Extract provided:
These vineyards offer sites or farming practices, or both, that
cannot be duplicated. For this reason, each wine is a single-vineyard
bottling and bears the name of its vineyard.
We work very closely with each farmer as partner rather than client.
The winemaking is inevitably guided by the fruit that the vineyard
produces; but the winemaker may reciprocally influence the farming
of the vineyards. But much more important than influencing, or much
worse, shaping, the vineyard to the winemaker's needs– much
more important is to discover excellence in the vineyard and then
attend to and exalt it.
once we have
harvested the fruit, our prime task is husbanding the microbial
population of our wines. We do this by interfering as little as
possible in the spontaneous development of a natural (if invisible)
ecology in our fermenting wine. We do not sterilize the must, we
do not add commercial yeasts. If the developing system veers toward
winemaking disaster, we intervene. If not, we add and take away
nothing. We observe the developing system through the signs available
to our senses: we taste, we smell, we measure temperature. We punch
down, pumpover, and sometimes chill the must to delay or slow down
a given activity–but outside of these activities, we do nothing
to interfere in the development of a stable and complex living system
in our wines.
in general,
the flavors that we seek in our wines come from ripe fruit, long
macerations, and long maturation in barrel. When one of our wines
demands by its own nature a variation from these principles, we
vary (see the 2004 Glos). Otherwise, we seek to transmute the fruit,
not to preserve it. We seek not the primary aromas of the freshly-sliced
apple or the just-bitten plum, but the secondary and tertiary aromas
of rose petals, chocolate, roast coffee, dried fruits, hung game,
old leather, dried mushrooms, a broken firecracker. These aromas
depend most of all on the undisturbed elevation of the wine in barrel.

Study material:
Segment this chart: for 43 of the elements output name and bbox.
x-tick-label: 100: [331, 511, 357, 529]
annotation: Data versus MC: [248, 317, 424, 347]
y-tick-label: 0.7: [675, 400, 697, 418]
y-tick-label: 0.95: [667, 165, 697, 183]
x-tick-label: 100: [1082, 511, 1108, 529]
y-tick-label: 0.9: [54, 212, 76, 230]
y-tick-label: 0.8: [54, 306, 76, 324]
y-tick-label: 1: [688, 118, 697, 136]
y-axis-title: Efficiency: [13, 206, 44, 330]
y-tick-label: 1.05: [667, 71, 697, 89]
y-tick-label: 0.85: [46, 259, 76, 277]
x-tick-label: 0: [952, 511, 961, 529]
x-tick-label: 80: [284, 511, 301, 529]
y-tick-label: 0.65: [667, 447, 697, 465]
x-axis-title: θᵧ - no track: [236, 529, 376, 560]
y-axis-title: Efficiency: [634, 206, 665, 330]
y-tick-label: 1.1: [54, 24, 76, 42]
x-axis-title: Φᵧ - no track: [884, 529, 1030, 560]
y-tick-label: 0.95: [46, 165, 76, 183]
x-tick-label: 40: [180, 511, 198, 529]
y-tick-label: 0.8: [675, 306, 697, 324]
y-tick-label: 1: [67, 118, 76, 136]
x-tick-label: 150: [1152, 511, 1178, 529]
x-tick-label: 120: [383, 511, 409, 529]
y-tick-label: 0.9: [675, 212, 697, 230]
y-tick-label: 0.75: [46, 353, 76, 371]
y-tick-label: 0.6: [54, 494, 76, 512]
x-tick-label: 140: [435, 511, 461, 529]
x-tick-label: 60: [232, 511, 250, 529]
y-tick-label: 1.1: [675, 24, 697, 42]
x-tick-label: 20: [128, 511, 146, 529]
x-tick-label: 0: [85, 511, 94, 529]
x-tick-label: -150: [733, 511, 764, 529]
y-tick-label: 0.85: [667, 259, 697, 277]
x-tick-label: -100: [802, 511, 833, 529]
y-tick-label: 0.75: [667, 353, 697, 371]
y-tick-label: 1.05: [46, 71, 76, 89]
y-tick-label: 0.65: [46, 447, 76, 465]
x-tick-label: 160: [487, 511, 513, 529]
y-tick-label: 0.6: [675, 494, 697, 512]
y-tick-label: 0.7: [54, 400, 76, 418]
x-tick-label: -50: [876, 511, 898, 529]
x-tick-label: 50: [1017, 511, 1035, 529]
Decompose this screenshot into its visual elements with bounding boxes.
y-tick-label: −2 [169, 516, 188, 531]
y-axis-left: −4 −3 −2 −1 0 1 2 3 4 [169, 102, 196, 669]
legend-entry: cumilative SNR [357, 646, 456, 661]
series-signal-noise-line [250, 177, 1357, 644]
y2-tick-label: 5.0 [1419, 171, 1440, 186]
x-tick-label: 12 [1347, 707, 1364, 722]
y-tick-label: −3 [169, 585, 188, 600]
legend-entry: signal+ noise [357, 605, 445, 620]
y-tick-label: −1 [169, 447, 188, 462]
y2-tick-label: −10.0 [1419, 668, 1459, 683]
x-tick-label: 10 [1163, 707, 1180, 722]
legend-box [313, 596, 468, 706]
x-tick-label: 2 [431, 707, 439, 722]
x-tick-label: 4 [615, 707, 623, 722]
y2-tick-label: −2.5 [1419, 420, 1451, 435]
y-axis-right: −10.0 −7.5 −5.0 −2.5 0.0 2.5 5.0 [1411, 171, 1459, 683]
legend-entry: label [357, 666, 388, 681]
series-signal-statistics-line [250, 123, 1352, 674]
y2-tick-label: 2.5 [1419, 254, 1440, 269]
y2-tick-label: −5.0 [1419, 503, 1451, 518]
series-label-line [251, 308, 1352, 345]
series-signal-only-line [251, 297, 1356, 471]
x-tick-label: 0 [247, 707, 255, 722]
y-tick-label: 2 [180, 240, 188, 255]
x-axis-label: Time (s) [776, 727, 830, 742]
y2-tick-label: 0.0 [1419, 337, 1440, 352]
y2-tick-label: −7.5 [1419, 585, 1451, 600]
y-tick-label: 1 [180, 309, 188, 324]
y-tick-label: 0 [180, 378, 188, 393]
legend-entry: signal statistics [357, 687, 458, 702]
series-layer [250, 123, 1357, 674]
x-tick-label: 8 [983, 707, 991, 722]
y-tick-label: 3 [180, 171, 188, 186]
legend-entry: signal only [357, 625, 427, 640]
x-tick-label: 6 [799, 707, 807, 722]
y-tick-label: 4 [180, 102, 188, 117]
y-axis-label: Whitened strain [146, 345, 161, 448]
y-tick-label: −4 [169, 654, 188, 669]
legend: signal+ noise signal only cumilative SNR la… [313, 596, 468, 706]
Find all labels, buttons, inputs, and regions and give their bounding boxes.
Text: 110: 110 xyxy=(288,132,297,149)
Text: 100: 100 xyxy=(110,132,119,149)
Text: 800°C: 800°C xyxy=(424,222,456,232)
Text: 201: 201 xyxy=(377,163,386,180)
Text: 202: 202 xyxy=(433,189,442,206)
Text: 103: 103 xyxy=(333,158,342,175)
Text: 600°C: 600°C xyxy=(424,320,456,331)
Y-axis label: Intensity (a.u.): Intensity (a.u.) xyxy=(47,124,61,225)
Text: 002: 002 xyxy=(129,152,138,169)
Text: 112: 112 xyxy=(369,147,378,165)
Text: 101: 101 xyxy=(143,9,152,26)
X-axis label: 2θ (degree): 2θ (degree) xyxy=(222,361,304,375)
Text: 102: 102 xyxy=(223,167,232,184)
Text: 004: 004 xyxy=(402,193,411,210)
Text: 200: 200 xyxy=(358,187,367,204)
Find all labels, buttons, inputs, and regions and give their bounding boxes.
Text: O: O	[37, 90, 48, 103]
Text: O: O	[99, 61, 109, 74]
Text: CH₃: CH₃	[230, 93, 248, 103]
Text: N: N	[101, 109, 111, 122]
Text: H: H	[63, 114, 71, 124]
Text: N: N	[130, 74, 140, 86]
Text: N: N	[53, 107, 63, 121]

Goal of the exercise:
Answer these questions using the text on vineyard farming and winemaking.
(a) Whose name does each wine bear?
(b) Which two things are not done to the must?
(c) On what do the secondary and tertiary aromas depend most of all?

Reply to the exercise:
(a) Each wine bears the name of its vineyard.
(b) The must is not sterilized, and no commercial yeasts are added.
(c) They depend most of all on the undisturbed elevation of the wine in barrel.